[Entries taken from a collection]
- - - - -
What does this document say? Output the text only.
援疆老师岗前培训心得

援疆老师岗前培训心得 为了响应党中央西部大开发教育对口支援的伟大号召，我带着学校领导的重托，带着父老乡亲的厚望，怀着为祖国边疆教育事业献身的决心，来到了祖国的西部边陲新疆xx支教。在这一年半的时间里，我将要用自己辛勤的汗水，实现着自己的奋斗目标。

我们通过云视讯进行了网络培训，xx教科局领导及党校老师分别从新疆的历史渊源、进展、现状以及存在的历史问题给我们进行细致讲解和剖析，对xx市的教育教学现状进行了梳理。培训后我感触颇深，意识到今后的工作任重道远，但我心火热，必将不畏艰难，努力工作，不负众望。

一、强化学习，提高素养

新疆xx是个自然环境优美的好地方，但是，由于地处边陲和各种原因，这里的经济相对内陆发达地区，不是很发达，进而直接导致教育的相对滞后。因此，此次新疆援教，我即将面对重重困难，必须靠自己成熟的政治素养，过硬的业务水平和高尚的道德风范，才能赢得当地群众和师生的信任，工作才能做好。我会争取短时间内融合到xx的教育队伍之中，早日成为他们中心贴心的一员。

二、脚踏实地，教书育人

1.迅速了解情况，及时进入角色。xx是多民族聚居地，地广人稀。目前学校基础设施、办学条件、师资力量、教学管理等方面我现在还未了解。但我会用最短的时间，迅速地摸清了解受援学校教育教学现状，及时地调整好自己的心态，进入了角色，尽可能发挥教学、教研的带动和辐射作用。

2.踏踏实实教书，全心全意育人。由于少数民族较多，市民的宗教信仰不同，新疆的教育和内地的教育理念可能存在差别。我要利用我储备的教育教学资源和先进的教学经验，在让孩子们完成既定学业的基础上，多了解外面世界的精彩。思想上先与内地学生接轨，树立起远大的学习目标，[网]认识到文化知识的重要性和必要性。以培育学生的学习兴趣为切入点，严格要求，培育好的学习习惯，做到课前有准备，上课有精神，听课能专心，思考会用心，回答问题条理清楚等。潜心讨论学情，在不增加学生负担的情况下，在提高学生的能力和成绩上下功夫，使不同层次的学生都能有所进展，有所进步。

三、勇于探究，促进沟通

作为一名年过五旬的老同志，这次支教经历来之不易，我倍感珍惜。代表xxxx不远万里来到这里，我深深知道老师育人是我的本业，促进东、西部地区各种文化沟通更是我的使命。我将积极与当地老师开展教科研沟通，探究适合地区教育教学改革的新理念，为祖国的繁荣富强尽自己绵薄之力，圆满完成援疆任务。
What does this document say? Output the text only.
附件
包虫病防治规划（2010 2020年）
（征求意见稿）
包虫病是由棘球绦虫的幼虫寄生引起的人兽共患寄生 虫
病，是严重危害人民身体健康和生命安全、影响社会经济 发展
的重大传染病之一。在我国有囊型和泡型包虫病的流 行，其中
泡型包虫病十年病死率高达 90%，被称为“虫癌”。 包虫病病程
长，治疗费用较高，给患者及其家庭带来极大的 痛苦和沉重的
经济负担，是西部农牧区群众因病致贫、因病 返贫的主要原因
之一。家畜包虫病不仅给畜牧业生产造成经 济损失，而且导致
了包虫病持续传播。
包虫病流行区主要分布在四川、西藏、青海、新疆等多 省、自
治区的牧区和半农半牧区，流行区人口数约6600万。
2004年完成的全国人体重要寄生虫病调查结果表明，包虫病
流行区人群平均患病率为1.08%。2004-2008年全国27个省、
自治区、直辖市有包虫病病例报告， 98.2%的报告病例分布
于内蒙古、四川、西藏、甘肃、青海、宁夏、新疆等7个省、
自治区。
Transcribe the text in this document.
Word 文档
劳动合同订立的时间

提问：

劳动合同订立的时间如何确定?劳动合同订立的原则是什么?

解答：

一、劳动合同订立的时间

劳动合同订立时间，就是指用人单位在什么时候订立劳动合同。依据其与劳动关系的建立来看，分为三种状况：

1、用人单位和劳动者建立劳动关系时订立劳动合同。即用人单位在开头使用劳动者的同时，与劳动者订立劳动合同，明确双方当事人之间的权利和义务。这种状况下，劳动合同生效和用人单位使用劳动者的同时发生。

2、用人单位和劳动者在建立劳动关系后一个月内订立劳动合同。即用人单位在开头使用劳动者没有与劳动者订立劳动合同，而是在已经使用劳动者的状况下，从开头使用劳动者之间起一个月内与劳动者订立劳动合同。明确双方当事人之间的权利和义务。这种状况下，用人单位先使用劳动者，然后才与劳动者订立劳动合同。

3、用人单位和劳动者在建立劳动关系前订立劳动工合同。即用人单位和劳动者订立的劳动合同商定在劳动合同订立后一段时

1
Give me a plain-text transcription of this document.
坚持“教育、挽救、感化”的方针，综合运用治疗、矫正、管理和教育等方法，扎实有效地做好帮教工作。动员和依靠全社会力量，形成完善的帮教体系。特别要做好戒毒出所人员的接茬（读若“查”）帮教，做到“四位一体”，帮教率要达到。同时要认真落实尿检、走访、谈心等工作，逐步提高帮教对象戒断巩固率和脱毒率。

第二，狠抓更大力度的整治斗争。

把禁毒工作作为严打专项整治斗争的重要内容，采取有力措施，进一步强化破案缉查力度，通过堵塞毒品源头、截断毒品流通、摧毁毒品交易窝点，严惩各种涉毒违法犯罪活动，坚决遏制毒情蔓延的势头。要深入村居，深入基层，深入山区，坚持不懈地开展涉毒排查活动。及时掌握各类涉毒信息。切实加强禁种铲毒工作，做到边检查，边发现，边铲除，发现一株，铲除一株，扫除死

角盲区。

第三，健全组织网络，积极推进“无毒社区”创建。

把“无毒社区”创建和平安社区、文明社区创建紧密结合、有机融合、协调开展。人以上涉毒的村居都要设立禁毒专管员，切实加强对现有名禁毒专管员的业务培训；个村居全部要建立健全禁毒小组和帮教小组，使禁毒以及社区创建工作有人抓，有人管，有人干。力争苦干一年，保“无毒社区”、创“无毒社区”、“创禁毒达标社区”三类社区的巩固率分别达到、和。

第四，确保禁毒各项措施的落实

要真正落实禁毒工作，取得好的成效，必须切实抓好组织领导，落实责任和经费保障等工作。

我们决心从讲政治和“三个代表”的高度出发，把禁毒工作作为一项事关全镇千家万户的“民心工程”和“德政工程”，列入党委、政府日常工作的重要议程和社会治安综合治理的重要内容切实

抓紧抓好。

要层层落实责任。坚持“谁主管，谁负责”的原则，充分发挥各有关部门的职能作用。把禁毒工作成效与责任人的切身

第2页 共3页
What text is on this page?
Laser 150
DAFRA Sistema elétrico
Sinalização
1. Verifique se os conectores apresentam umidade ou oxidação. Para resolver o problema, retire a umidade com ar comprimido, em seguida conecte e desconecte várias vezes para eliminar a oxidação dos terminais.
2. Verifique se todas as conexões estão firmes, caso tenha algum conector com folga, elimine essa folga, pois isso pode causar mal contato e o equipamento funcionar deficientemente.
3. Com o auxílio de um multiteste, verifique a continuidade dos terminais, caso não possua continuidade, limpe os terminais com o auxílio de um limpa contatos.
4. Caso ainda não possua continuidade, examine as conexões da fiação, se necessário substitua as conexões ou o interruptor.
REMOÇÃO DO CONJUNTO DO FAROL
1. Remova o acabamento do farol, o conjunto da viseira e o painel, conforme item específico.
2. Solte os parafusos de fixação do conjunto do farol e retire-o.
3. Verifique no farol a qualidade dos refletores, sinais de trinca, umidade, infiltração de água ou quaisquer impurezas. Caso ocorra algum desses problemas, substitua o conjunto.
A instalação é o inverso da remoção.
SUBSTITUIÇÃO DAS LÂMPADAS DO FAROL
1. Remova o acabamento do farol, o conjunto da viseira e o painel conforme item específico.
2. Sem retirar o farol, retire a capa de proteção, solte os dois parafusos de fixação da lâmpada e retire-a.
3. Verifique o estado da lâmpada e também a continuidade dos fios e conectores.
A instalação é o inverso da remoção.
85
- - - - -
Problem description: In the material above, show every line where the word "possua" turns up.

Solution:
3. Com o auxílio de um multiteste, verifique a continuidade dos terminais, caso não possua continuidade, limpe os terminais com o auxílio de um limpa contatos.
4. Caso ainda não possua continuidade, examine as conexões da fiação, se necessário substitua as conexões ou o interruptor.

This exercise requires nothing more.